[BEGIN STORED DATA]

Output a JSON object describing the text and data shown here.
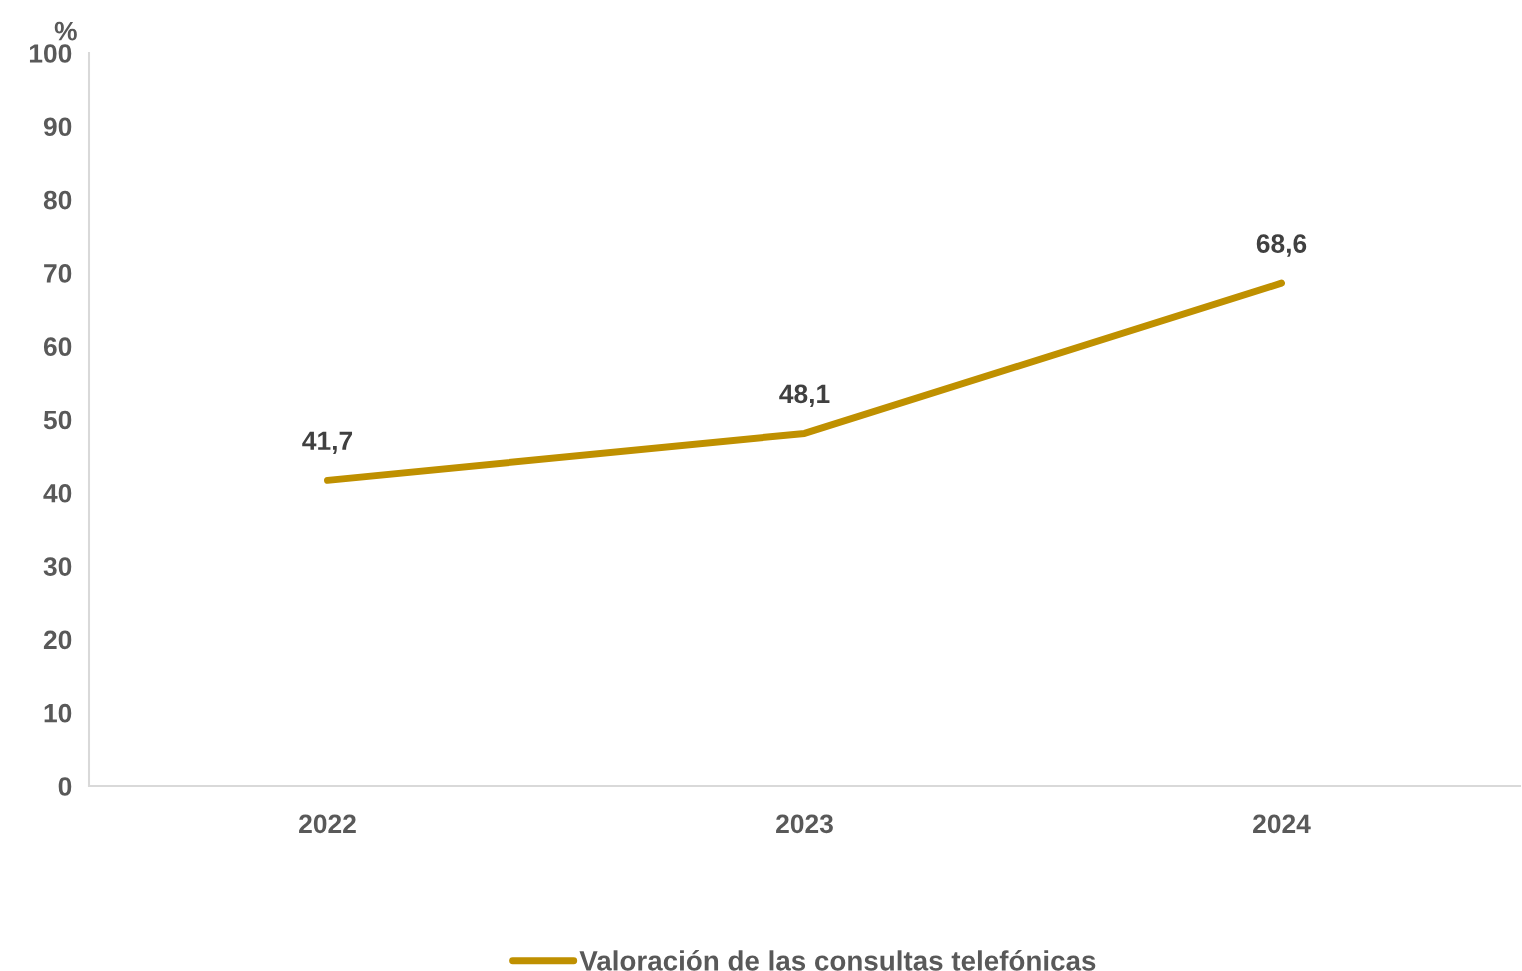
{
  "chart_data": {
    "type": "line",
    "ylabel": "%",
    "categories": [
      "2022",
      "2023",
      "2024"
    ],
    "series": [
      {
        "name": "Valoración de las consultas telefónicas",
        "color": "#bf9000",
        "values": [
          41.7,
          48.1,
          68.6
        ],
        "value_labels": [
          "41,7",
          "48,1",
          "68,6"
        ]
      }
    ],
    "ylim": [
      0,
      100
    ],
    "yticks": [
      0,
      10,
      20,
      30,
      40,
      50,
      60,
      70,
      80,
      90,
      100
    ],
    "grid": false,
    "legend": "bottom",
    "marker": "none",
    "line_style": "solid"
  }
}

[END STORED DATA]

### EXERCISE BRIEF
Repeat the material above in full and unchanged, minus its images.

### RESULT OF THE TASK
Output a JSON object describing the text and data shown here.
{
  "chart_data": {
    "type": "line",
    "ylabel": "%",
    "categories": [
      "2022",
      "2023",
      "2024"
    ],
    "series": [
      {
        "name": "Valoración de las consultas telefónicas",
        "color": "#bf9000",
        "values": [
          41.7,
          48.1,
          68.6
        ],
        "value_labels": [
          "41,7",
          "48,1",
          "68,6"
        ]
      }
    ],
    "ylim": [
      0,
      100
    ],
    "yticks": [
      0,
      10,
      20,
      30,
      40,
      50,
      60,
      70,
      80,
      90,
      100
    ],
    "grid": false,
    "legend": "bottom",
    "marker": "none",
    "line_style": "solid"
  }
}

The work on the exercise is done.